_Document_
Following a wave of Orange County cities and school districts, Garden Grove could be the next municipality to shift toward electing its council members by district.
Dozens of residents and proponents of district elections, including many young Latino residents from the local League of United Latin American Citizens, turned out at the council meeting Tuesday night to support the proposal by councilman Kris Beard to prepare a resolution for the November 2016 general election ballot.
Moving to a council-districts electoral system from one in which council members are elected on an at-large basis is seen as a way for minority and underserved communities to have greater representation on elected bodies.
But just six months after the departure of two major city officials, amid a city manager search, and just a month before the city is set to pass its annual budget, the majority of Garden Grove’s council had little appetite for taking on a major reorganizing of the city’s main elected body.
Nearly a third of Garden Grove’s residents are Vietnamese and another third are Latino.
Although the council currently has three elected Vietnamese Americans, and has had a strong history of Vietnamese American political participation, no Latinos have ever been elected to the city council.
Beard and Mayor Bao Nguyen, who both strongly support moving to district elections, ultimately convinced reluctant colleagues to schedule a closed session to discuss potential legal threats, but received no support for any further commitment.

_Goals_
1. Copy the passage on Garden Grove's council elections word for word, from "Following a wave" up to and including "on elected bodies.".
2. Quote the entries from their first line up to and including the line with "quote-icon [1090,1075,1434,1167]".

_Dataset records_
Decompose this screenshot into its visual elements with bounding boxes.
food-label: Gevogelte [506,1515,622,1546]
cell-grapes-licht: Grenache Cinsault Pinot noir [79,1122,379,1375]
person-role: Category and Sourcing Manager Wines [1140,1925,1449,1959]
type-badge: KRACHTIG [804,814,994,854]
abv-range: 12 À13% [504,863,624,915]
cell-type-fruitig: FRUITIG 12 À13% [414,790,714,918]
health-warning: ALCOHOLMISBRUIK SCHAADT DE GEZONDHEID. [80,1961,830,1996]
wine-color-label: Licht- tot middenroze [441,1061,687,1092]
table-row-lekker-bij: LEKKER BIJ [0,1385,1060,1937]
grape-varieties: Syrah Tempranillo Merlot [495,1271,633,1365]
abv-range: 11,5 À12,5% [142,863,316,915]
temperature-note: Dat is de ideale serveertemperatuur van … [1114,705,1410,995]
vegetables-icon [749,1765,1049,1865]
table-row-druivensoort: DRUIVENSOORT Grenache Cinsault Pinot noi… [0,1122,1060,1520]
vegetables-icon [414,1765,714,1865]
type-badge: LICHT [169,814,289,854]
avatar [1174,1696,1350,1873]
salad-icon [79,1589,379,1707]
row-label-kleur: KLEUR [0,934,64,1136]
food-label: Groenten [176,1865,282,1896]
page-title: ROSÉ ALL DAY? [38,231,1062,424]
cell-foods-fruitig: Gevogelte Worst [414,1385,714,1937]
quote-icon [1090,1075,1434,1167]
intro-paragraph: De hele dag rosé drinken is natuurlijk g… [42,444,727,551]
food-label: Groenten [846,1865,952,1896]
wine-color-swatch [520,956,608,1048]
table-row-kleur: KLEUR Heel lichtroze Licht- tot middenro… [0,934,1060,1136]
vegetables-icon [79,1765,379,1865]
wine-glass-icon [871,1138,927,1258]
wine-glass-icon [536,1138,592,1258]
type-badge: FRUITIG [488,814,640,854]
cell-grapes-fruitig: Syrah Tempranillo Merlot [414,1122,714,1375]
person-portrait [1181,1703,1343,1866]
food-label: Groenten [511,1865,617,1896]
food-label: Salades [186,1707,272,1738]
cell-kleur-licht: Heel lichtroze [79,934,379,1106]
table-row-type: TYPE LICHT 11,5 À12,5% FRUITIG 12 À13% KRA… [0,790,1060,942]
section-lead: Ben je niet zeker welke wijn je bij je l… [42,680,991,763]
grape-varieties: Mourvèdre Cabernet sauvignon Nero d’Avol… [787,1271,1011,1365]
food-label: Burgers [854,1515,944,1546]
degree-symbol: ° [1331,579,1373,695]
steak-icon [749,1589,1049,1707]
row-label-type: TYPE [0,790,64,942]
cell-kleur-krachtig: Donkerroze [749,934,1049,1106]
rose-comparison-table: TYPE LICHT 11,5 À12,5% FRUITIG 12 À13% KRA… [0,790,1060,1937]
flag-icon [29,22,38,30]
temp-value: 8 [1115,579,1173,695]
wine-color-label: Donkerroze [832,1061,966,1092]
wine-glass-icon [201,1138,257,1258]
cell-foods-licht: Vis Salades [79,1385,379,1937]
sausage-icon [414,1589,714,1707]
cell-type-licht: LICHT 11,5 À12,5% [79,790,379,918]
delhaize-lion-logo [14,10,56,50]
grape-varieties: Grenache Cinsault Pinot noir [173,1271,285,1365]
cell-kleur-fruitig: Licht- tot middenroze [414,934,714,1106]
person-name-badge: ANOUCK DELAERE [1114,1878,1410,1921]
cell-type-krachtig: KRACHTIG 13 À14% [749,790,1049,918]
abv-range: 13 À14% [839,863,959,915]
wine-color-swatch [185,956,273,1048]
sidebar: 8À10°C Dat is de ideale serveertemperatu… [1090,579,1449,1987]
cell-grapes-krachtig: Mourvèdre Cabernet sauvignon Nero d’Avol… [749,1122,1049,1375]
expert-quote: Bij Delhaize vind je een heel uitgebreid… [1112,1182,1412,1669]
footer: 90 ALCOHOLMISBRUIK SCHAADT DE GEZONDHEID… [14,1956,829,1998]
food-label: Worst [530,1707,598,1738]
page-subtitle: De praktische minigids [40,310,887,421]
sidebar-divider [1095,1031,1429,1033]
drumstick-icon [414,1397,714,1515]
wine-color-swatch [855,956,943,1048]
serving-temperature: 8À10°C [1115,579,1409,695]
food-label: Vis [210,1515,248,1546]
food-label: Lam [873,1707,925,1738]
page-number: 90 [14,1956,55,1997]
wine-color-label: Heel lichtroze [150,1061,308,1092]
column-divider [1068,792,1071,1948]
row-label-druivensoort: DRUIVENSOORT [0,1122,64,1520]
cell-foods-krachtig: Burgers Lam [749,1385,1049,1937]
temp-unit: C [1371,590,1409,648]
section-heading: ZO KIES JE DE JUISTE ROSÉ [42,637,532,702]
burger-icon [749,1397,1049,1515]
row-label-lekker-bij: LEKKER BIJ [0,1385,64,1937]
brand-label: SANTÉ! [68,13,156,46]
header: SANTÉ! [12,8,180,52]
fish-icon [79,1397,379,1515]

_Completed exercise_
1.
Following a wave of Orange County cities and school districts, Garden Grove could be the next municipality to shift toward electing its council members by district.
Dozens of residents and proponents of district elections, including many young Latino residents from the local League of United Latin American Citizens, turned out at the council meeting Tuesday night to support the proposal by councilman Kris Beard to prepare a resolution for the November 2016 general election ballot.
Moving to a council-districts electoral system from one in which council members are elected on an at-large basis is seen as a way for minority and underserved communities to have greater representation on elected bodies.

2.
Decompose this screenshot into its visual elements with bounding boxes.
food-label: Gevogelte [506,1515,622,1546]
cell-grapes-licht: Grenache Cinsault Pinot noir [79,1122,379,1375]
person-role: Category and Sourcing Manager Wines [1140,1925,1449,1959]
type-badge: KRACHTIG [804,814,994,854]
abv-range: 12 À13% [504,863,624,915]
cell-type-fruitig: FRUITIG 12 À13% [414,790,714,918]
health-warning: ALCOHOLMISBRUIK SCHAADT DE GEZONDHEID. [80,1961,830,1996]
wine-color-label: Licht- tot middenroze [441,1061,687,1092]
table-row-lekker-bij: LEKKER BIJ [0,1385,1060,1937]
grape-varieties: Syrah Tempranillo Merlot [495,1271,633,1365]
abv-range: 11,5 À12,5% [142,863,316,915]
temperature-note: Dat is de ideale serveertemperatuur van … [1114,705,1410,995]
vegetables-icon [749,1765,1049,1865]
table-row-druivensoort: DRUIVENSOORT Grenache Cinsault Pinot noi… [0,1122,1060,1520]
vegetables-icon [414,1765,714,1865]
type-badge: LICHT [169,814,289,854]
avatar [1174,1696,1350,1873]
salad-icon [79,1589,379,1707]
row-label-kleur: KLEUR [0,934,64,1136]
food-label: Groenten [176,1865,282,1896]
page-title: ROSÉ ALL DAY? [38,231,1062,424]
cell-foods-fruitig: Gevogelte Worst [414,1385,714,1937]
quote-icon [1090,1075,1434,1167]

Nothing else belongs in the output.